* [Provided entries]
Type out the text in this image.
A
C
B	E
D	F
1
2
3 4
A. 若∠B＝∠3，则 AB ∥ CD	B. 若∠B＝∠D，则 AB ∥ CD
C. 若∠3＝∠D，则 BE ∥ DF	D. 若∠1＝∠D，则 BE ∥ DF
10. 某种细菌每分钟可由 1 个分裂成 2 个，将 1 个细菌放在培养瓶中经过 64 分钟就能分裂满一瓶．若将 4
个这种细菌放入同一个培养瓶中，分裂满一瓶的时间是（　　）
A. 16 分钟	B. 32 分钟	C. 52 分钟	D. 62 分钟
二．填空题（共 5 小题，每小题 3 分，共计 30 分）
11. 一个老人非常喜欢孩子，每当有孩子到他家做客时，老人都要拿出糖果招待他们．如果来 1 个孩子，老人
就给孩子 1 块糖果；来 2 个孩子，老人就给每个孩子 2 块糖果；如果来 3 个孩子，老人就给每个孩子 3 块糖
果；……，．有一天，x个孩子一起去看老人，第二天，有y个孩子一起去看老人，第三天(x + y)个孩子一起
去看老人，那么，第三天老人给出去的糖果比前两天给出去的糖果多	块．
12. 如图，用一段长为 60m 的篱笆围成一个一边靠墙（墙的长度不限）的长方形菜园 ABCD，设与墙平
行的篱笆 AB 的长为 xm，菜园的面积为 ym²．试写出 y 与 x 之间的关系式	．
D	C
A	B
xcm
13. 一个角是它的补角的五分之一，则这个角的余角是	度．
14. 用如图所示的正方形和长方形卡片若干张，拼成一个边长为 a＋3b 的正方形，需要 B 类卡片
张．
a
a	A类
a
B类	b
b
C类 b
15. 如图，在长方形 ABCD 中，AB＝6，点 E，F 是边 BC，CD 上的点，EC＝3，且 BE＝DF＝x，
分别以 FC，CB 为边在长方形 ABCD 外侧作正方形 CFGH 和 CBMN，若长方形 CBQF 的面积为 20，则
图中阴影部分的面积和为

* [Task instructions]
Report how many lines of the entries hold the string "ABCD". Provide the number alone.

* [Written reply]
3